[REQUIREMENTS] Omit the pictures and output every entry below exactly as written.

[DATA ROWS]
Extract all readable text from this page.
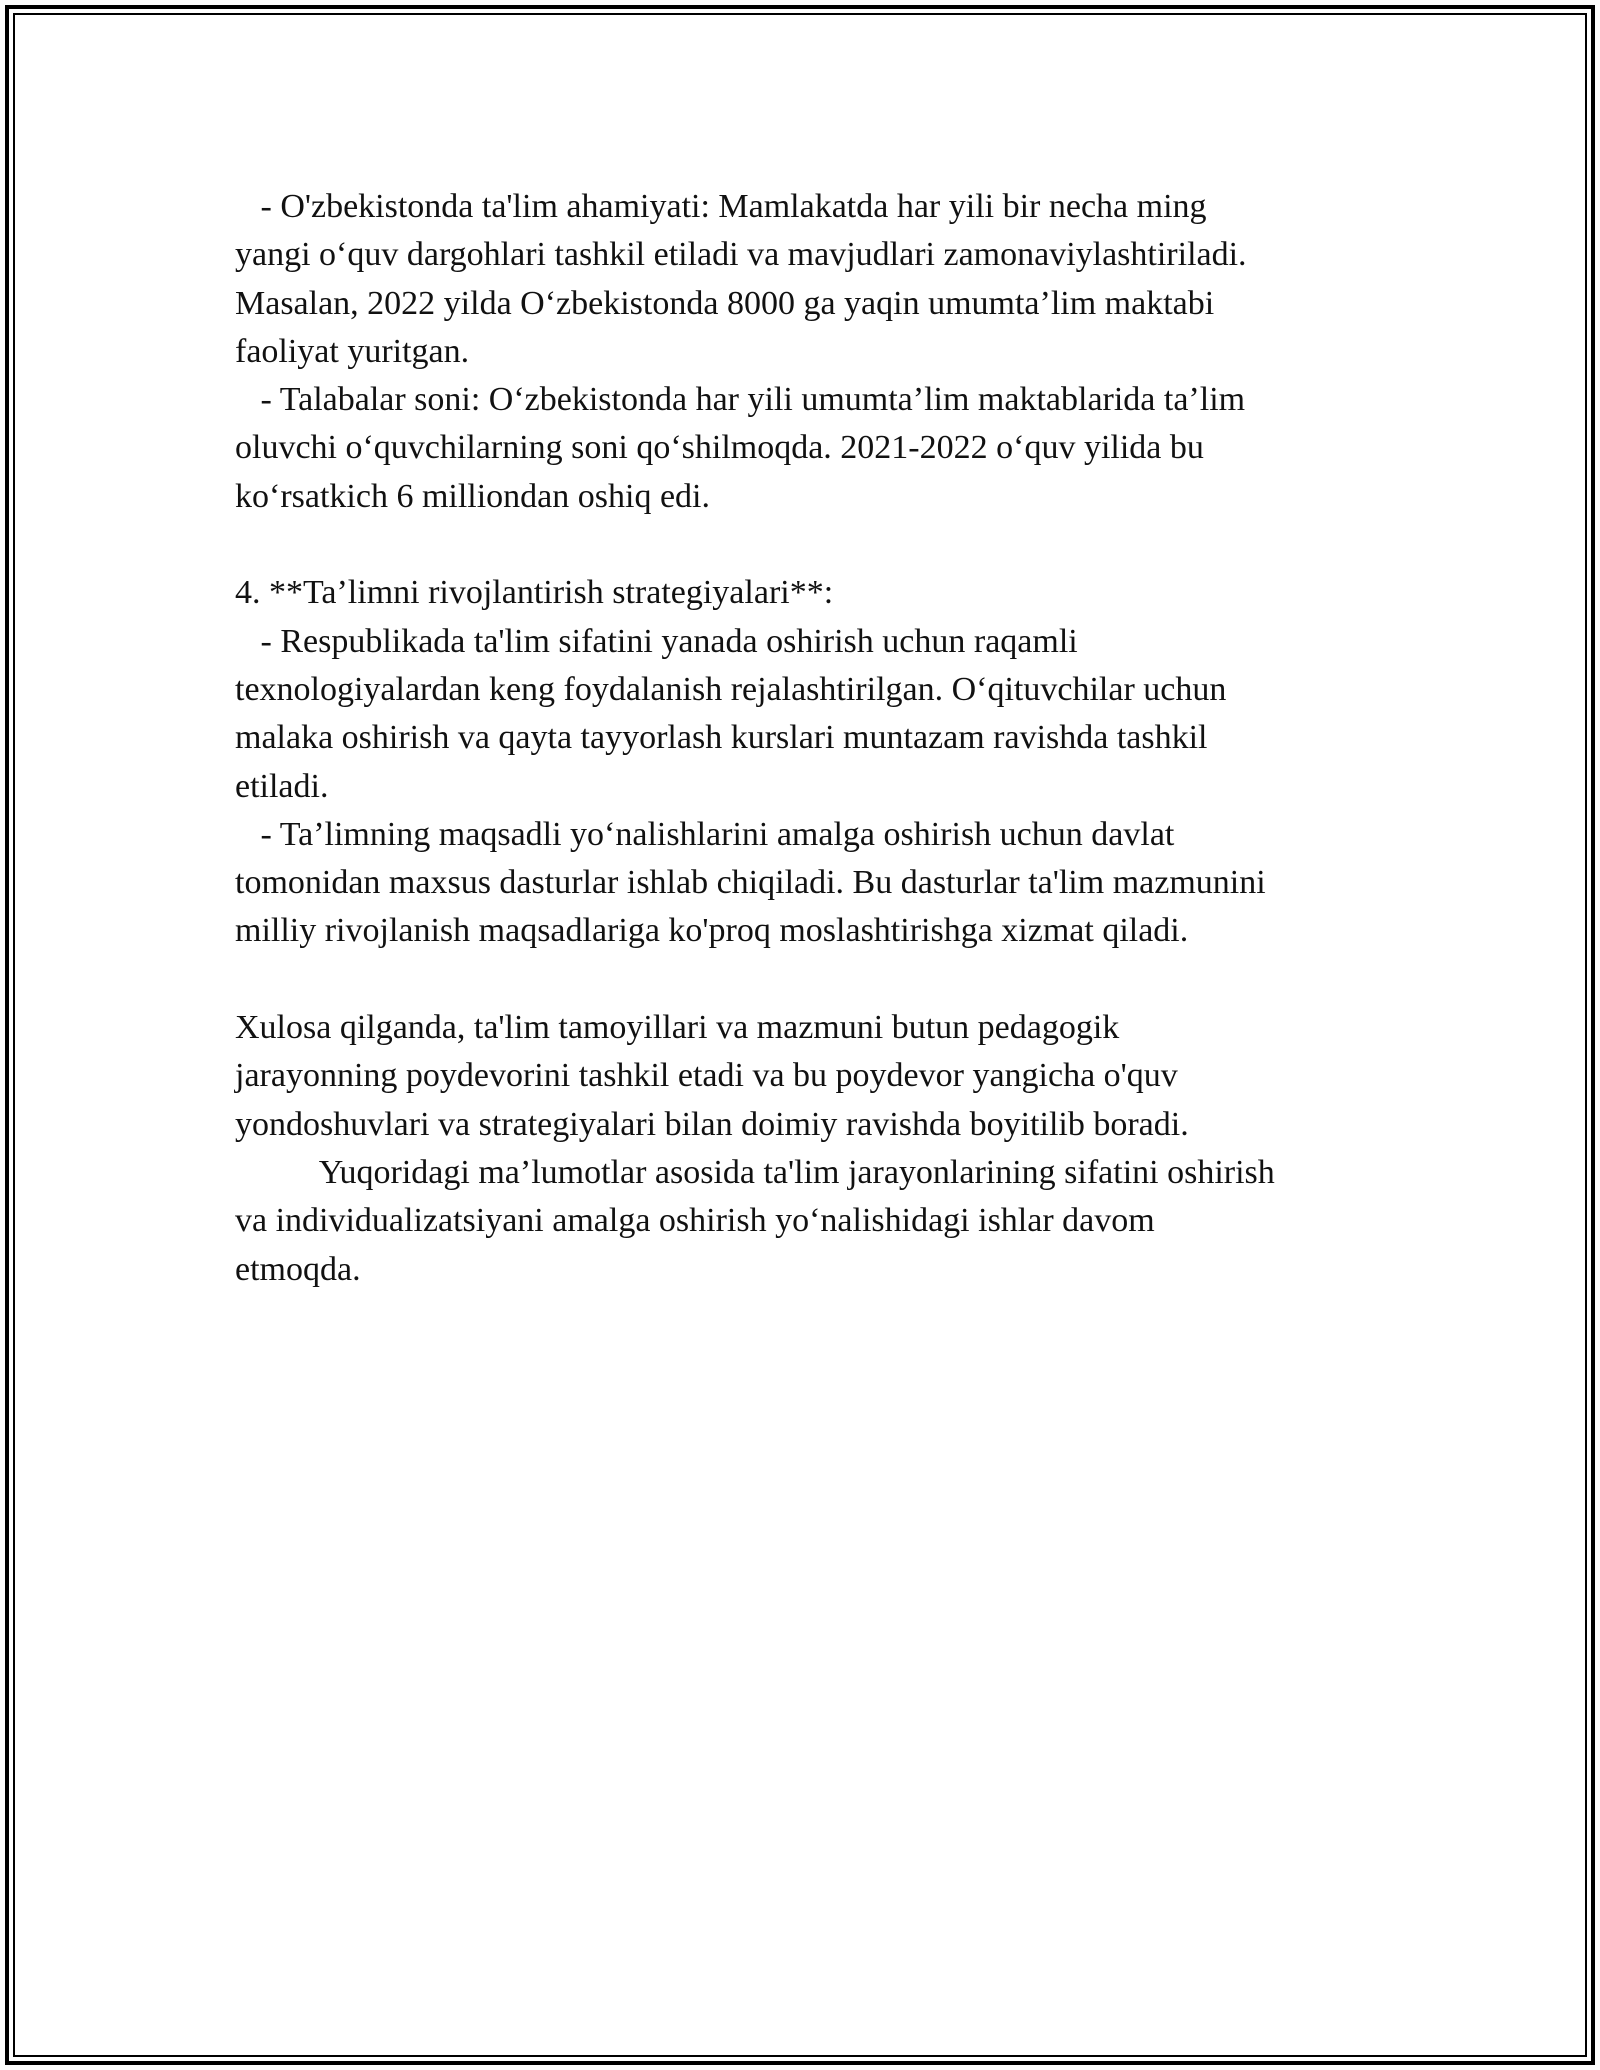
- O'zbekistonda ta'lim ahamiyati: Mamlakatda har yili bir necha ming

yangi o‘quv dargohlari tashkil etiladi va mavjudlari zamonaviylashtiriladi.

Masalan, 2022 yilda O‘zbekistonda 8000 ga yaqin umumta’lim maktabi

faoliyat yuritgan.

- Talabalar soni: O‘zbekistonda har yili umumta’lim maktablarida ta’lim

oluvchi o‘quvchilarning soni qo‘shilmoqda. 2021-2022 o‘quv yilida bu

ko‘rsatkich 6 milliondan oshiq edi.

4. **Ta’limni rivojlantirish strategiyalari**:

- Respublikada ta'lim sifatini yanada oshirish uchun raqamli

texnologiyalardan keng foydalanish rejalashtirilgan. O‘qituvchilar uchun

malaka oshirish va qayta tayyorlash kurslari muntazam ravishda tashkil

etiladi.

- Ta’limning maqsadli yo‘nalishlarini amalga oshirish uchun davlat

tomonidan maxsus dasturlar ishlab chiqiladi. Bu dasturlar ta'lim mazmunini

milliy rivojlanish maqsadlariga ko'proq moslashtirishga xizmat qiladi.

Xulosa qilganda, ta'lim tamoyillari va mazmuni butun pedagogik

jarayonning poydevorini tashkil etadi va bu poydevor yangicha o'quv

yondoshuvlari va strategiyalari bilan doimiy ravishda boyitilib boradi.

Yuqoridagi ma’lumotlar asosida ta'lim jarayonlarining sifatini oshirish

va individualizatsiyani amalga oshirish yo‘nalishidagi ishlar davom

etmoqda.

[TASK ANSWER]
Extract all readable text from this page.
- O'zbekistonda ta'lim ahamiyati: Mamlakatda har yili bir necha ming

yangi o‘quv dargohlari tashkil etiladi va mavjudlari zamonaviylashtiriladi.

Masalan, 2022 yilda O‘zbekistonda 8000 ga yaqin umumta’lim maktabi

faoliyat yuritgan.

- Talabalar soni: O‘zbekistonda har yili umumta’lim maktablarida ta’lim

oluvchi o‘quvchilarning soni qo‘shilmoqda. 2021-2022 o‘quv yilida bu

ko‘rsatkich 6 milliondan oshiq edi.

4. **Ta’limni rivojlantirish strategiyalari**:

- Respublikada ta'lim sifatini yanada oshirish uchun raqamli

texnologiyalardan keng foydalanish rejalashtirilgan. O‘qituvchilar uchun

malaka oshirish va qayta tayyorlash kurslari muntazam ravishda tashkil

etiladi.

- Ta’limning maqsadli yo‘nalishlarini amalga oshirish uchun davlat

tomonidan maxsus dasturlar ishlab chiqiladi. Bu dasturlar ta'lim mazmunini

milliy rivojlanish maqsadlariga ko'proq moslashtirishga xizmat qiladi.

Xulosa qilganda, ta'lim tamoyillari va mazmuni butun pedagogik

jarayonning poydevorini tashkil etadi va bu poydevor yangicha o'quv

yondoshuvlari va strategiyalari bilan doimiy ravishda boyitilib boradi.

Yuqoridagi ma’lumotlar asosida ta'lim jarayonlarining sifatini oshirish

va individualizatsiyani amalga oshirish yo‘nalishidagi ishlar davom

etmoqda.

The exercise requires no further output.